------ Material supplied

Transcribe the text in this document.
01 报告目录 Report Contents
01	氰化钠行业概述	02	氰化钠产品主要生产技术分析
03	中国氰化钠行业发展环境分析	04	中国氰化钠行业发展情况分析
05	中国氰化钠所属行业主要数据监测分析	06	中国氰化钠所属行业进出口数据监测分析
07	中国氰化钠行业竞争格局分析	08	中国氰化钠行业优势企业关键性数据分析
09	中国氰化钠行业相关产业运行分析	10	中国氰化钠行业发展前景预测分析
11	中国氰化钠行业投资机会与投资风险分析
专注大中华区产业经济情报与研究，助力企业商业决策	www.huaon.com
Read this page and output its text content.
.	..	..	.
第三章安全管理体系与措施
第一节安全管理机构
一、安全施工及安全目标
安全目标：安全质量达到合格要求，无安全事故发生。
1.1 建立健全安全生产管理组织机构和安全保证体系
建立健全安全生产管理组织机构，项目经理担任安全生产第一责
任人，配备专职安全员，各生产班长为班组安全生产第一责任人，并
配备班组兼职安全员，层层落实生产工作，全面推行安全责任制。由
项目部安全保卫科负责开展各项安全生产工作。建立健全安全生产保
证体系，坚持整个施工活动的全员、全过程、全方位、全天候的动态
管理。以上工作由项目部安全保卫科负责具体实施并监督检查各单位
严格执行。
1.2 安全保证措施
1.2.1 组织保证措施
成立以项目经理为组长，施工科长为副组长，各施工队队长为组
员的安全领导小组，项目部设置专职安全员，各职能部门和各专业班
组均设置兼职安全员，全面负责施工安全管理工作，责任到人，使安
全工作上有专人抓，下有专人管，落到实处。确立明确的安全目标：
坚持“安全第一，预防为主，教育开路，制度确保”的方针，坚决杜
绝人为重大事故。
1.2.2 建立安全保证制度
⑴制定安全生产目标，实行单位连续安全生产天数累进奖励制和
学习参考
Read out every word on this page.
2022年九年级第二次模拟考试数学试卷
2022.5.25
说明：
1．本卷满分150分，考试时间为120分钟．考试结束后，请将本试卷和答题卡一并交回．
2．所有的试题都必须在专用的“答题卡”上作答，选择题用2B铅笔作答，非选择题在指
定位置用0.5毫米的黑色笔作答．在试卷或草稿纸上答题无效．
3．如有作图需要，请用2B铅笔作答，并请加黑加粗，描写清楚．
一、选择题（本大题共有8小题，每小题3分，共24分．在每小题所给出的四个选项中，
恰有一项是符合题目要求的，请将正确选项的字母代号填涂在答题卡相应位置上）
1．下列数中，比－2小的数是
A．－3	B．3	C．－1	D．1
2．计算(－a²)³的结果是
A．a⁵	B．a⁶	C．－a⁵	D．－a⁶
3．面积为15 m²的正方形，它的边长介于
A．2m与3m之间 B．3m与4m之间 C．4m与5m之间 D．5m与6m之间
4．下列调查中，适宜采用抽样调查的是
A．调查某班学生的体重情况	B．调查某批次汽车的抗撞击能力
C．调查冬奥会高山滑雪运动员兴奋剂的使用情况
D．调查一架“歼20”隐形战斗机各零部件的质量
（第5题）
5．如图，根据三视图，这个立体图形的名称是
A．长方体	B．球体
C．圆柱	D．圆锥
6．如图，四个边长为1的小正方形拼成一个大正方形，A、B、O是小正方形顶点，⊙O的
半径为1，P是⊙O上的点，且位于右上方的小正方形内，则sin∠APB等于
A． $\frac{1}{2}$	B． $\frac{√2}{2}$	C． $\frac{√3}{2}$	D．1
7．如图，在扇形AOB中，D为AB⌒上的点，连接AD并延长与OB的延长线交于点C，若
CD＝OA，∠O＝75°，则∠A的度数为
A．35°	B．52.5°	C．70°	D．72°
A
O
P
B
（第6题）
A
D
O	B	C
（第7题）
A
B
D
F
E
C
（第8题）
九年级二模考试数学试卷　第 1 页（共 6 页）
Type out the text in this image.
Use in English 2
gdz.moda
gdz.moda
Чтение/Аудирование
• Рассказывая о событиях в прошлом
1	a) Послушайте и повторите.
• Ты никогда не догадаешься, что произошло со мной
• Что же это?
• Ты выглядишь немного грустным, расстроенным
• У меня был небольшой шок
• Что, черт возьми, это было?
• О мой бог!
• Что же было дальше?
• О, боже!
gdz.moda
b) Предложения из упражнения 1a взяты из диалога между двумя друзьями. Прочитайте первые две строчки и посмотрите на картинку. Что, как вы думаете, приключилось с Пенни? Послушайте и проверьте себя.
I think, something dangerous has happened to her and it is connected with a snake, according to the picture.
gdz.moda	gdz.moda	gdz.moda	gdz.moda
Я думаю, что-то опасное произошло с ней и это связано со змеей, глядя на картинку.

------------

§ **The task**:
Copy each line above that contains the string "произошло".

§ **Exercise output**:
• Ты никогда не догадаешься, что произошло со мной
Я думаю, что-то опасное произошло с ней и это связано со змеей, глядя на картинку.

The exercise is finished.